What you should do: Please print each of the rows below verbatim, without changing a single character.

Exercise input:
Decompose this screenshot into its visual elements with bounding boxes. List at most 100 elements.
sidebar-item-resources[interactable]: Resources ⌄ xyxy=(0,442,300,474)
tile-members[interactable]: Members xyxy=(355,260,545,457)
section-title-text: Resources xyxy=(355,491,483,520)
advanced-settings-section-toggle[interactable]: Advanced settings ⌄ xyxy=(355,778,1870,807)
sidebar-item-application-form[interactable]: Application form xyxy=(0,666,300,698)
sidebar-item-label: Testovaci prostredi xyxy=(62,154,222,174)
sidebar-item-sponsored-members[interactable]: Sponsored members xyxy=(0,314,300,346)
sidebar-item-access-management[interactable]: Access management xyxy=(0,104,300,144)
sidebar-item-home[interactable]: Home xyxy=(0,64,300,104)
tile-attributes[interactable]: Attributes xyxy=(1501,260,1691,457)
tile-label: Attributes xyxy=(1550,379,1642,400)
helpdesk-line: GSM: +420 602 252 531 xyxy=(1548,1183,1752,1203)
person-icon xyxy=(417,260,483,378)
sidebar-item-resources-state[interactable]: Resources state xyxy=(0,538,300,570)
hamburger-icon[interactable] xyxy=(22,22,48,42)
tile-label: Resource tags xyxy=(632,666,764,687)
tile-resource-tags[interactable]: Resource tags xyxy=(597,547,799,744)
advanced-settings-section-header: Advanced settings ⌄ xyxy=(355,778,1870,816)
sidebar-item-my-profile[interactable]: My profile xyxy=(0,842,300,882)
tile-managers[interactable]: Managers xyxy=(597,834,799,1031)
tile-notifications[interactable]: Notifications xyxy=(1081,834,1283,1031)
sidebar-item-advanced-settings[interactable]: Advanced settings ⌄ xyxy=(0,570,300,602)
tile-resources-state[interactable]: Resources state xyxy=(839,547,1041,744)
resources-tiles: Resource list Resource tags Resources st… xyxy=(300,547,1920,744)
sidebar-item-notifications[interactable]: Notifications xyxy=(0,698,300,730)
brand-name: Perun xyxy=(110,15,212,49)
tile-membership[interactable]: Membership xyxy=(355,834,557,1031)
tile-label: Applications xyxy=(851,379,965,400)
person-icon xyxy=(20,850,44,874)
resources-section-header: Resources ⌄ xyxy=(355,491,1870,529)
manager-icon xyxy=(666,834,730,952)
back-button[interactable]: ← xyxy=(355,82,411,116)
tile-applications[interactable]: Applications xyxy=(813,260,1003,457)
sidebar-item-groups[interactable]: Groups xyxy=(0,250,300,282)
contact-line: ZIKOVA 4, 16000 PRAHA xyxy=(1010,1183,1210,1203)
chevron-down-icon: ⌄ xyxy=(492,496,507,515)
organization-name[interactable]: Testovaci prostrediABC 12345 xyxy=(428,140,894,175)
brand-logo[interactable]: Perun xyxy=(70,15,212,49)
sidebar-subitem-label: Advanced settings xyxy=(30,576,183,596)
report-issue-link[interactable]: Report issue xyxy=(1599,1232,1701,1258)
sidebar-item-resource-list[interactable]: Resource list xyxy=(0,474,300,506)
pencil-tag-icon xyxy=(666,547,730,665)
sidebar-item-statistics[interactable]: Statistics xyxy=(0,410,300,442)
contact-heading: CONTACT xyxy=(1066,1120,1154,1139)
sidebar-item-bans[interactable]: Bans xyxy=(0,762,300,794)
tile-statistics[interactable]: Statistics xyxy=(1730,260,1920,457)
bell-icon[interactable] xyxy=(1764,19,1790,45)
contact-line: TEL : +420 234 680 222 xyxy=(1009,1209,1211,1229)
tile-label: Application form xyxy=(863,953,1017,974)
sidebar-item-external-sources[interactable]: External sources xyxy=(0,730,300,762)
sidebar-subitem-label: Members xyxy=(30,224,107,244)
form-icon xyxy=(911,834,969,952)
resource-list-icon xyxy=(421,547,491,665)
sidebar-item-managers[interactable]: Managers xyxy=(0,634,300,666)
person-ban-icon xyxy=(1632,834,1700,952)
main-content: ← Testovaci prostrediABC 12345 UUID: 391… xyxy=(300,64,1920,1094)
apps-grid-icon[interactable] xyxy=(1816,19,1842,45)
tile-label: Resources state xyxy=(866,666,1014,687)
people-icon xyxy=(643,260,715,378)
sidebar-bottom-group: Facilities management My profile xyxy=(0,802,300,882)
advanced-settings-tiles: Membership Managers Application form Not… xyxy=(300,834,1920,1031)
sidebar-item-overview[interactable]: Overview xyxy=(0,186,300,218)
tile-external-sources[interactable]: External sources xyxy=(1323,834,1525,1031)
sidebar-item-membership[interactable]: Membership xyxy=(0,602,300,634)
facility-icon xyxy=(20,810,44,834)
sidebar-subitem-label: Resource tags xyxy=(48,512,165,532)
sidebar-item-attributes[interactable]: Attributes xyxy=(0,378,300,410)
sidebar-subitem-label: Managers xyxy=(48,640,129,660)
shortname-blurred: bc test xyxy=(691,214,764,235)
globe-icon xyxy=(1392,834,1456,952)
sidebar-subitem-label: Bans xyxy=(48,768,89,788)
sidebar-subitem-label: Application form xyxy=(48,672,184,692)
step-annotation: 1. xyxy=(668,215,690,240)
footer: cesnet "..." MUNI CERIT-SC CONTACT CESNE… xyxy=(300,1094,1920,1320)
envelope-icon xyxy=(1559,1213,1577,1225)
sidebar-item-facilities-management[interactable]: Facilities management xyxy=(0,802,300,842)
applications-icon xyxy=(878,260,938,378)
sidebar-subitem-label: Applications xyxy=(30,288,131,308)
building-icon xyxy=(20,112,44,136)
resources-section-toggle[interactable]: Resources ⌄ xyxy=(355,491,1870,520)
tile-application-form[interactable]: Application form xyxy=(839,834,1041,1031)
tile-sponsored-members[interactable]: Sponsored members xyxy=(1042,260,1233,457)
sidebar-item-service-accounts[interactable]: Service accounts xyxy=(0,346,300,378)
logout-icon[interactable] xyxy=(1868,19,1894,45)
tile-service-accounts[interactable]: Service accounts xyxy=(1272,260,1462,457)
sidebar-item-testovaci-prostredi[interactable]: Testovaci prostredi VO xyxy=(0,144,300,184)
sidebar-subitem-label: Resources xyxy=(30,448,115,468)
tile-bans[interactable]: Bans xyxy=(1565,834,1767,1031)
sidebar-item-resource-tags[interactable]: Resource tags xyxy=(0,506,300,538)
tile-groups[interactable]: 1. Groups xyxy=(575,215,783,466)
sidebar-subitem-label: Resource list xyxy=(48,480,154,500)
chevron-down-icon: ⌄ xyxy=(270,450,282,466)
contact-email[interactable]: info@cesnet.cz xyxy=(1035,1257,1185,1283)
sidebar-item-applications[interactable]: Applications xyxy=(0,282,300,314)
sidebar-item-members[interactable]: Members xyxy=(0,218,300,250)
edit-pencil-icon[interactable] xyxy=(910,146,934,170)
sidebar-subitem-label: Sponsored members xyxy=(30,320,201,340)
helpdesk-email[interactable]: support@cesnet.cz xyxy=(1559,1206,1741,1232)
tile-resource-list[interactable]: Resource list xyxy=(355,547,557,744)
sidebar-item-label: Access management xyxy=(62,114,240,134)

Response:
Decompose this screenshot into its visual elements with bounding boxes. List at most 100 elements.
sidebar-item-resources[interactable]: Resources ⌄ xyxy=(0,442,300,474)
tile-members[interactable]: Members xyxy=(355,260,545,457)
section-title-text: Resources xyxy=(355,491,483,520)
advanced-settings-section-toggle[interactable]: Advanced settings ⌄ xyxy=(355,778,1870,807)
sidebar-item-application-form[interactable]: Application form xyxy=(0,666,300,698)
sidebar-item-label: Testovaci prostredi xyxy=(62,154,222,174)
sidebar-item-sponsored-members[interactable]: Sponsored members xyxy=(0,314,300,346)
sidebar-item-access-management[interactable]: Access management xyxy=(0,104,300,144)
sidebar-item-home[interactable]: Home xyxy=(0,64,300,104)
tile-attributes[interactable]: Attributes xyxy=(1501,260,1691,457)
tile-label: Attributes xyxy=(1550,379,1642,400)
helpdesk-line: GSM: +420 602 252 531 xyxy=(1548,1183,1752,1203)
person-icon xyxy=(417,260,483,378)
sidebar-item-resources-state[interactable]: Resources state xyxy=(0,538,300,570)
hamburger-icon[interactable] xyxy=(22,22,48,42)
tile-label: Resource tags xyxy=(632,666,764,687)
tile-resource-tags[interactable]: Resource tags xyxy=(597,547,799,744)
advanced-settings-section-header: Advanced settings ⌄ xyxy=(355,778,1870,816)
sidebar-item-my-profile[interactable]: My profile xyxy=(0,842,300,882)
tile-managers[interactable]: Managers xyxy=(597,834,799,1031)
tile-notifications[interactable]: Notifications xyxy=(1081,834,1283,1031)
sidebar-item-advanced-settings[interactable]: Advanced settings ⌄ xyxy=(0,570,300,602)
tile-resources-state[interactable]: Resources state xyxy=(839,547,1041,744)
resources-tiles: Resource list Resource tags Resources st… xyxy=(300,547,1920,744)
sidebar-item-notifications[interactable]: Notifications xyxy=(0,698,300,730)
brand-name: Perun xyxy=(110,15,212,49)
tile-membership[interactable]: Membership xyxy=(355,834,557,1031)
tile-label: Applications xyxy=(851,379,965,400)
person-icon xyxy=(20,850,44,874)
resources-section-header: Resources ⌄ xyxy=(355,491,1870,529)
manager-icon xyxy=(666,834,730,952)
back-button[interactable]: ← xyxy=(355,82,411,116)
tile-applications[interactable]: Applications xyxy=(813,260,1003,457)
sidebar-item-groups[interactable]: Groups xyxy=(0,250,300,282)
contact-line: ZIKOVA 4, 16000 PRAHA xyxy=(1010,1183,1210,1203)
chevron-down-icon: ⌄ xyxy=(492,496,507,515)
organization-name[interactable]: Testovaci prostrediABC 12345 xyxy=(428,140,894,175)
brand-logo[interactable]: Perun xyxy=(70,15,212,49)
sidebar-subitem-label: Advanced settings xyxy=(30,576,183,596)
report-issue-link[interactable]: Report issue xyxy=(1599,1232,1701,1258)
sidebar-item-resource-list[interactable]: Resource list xyxy=(0,474,300,506)
pencil-tag-icon xyxy=(666,547,730,665)
sidebar-item-statistics[interactable]: Statistics xyxy=(0,410,300,442)
contact-heading: CONTACT xyxy=(1066,1120,1154,1139)
sidebar-item-bans[interactable]: Bans xyxy=(0,762,300,794)
tile-statistics[interactable]: Statistics xyxy=(1730,260,1920,457)
bell-icon[interactable] xyxy=(1764,19,1790,45)
contact-line: TEL : +420 234 680 222 xyxy=(1009,1209,1211,1229)
tile-label: Application form xyxy=(863,953,1017,974)
sidebar-item-external-sources[interactable]: External sources xyxy=(0,730,300,762)
sidebar-subitem-label: Members xyxy=(30,224,107,244)
form-icon xyxy=(911,834,969,952)
resource-list-icon xyxy=(421,547,491,665)
sidebar-item-managers[interactable]: Managers xyxy=(0,634,300,666)
person-ban-icon xyxy=(1632,834,1700,952)
main-content: ← Testovaci prostrediABC 12345 UUID: 391… xyxy=(300,64,1920,1094)
apps-grid-icon[interactable] xyxy=(1816,19,1842,45)
tile-label: Resources state xyxy=(866,666,1014,687)
people-icon xyxy=(643,260,715,378)
sidebar-bottom-group: Facilities management My profile xyxy=(0,802,300,882)
advanced-settings-tiles: Membership Managers Application form Not… xyxy=(300,834,1920,1031)
sidebar-item-overview[interactable]: Overview xyxy=(0,186,300,218)
tile-external-sources[interactable]: External sources xyxy=(1323,834,1525,1031)
sidebar-item-membership[interactable]: Membership xyxy=(0,602,300,634)
facility-icon xyxy=(20,810,44,834)
sidebar-subitem-label: Resource tags xyxy=(48,512,165,532)
sidebar-item-attributes[interactable]: Attributes xyxy=(0,378,300,410)
sidebar-subitem-label: Managers xyxy=(48,640,129,660)
shortname-blurred: bc test xyxy=(691,214,764,235)
globe-icon xyxy=(1392,834,1456,952)
sidebar-subitem-label: Bans xyxy=(48,768,89,788)
sidebar-subitem-label: Application form xyxy=(48,672,184,692)
step-annotation: 1. xyxy=(668,215,690,240)
footer: cesnet "..." MUNI CERIT-SC CONTACT CESNE… xyxy=(300,1094,1920,1320)
envelope-icon xyxy=(1559,1213,1577,1225)
sidebar-item-facilities-management[interactable]: Facilities management xyxy=(0,802,300,842)
applications-icon xyxy=(878,260,938,378)
sidebar-subitem-label: Applications xyxy=(30,288,131,308)
building-icon xyxy=(20,112,44,136)
resources-section-toggle[interactable]: Resources ⌄ xyxy=(355,491,1870,520)
tile-application-form[interactable]: Application form xyxy=(839,834,1041,1031)
tile-sponsored-members[interactable]: Sponsored members xyxy=(1042,260,1233,457)
sidebar-item-service-accounts[interactable]: Service accounts xyxy=(0,346,300,378)
logout-icon[interactable] xyxy=(1868,19,1894,45)
tile-service-accounts[interactable]: Service accounts xyxy=(1272,260,1462,457)
sidebar-item-testovaci-prostredi[interactable]: Testovaci prostredi VO xyxy=(0,144,300,184)
sidebar-subitem-label: Resources xyxy=(30,448,115,468)
tile-bans[interactable]: Bans xyxy=(1565,834,1767,1031)
sidebar-item-resource-tags[interactable]: Resource tags xyxy=(0,506,300,538)
tile-groups[interactable]: 1. Groups xyxy=(575,215,783,466)
sidebar-subitem-label: Resource list xyxy=(48,480,154,500)
chevron-down-icon: ⌄ xyxy=(270,450,282,466)
contact-email[interactable]: info@cesnet.cz xyxy=(1035,1257,1185,1283)
sidebar-item-applications[interactable]: Applications xyxy=(0,282,300,314)
sidebar-item-members[interactable]: Members xyxy=(0,218,300,250)
edit-pencil-icon[interactable] xyxy=(910,146,934,170)
sidebar-subitem-label: Sponsored members xyxy=(30,320,201,340)
helpdesk-email[interactable]: support@cesnet.cz xyxy=(1559,1206,1741,1232)
tile-resource-list[interactable]: Resource list xyxy=(355,547,557,744)
sidebar-item-label: Access management xyxy=(62,114,240,134)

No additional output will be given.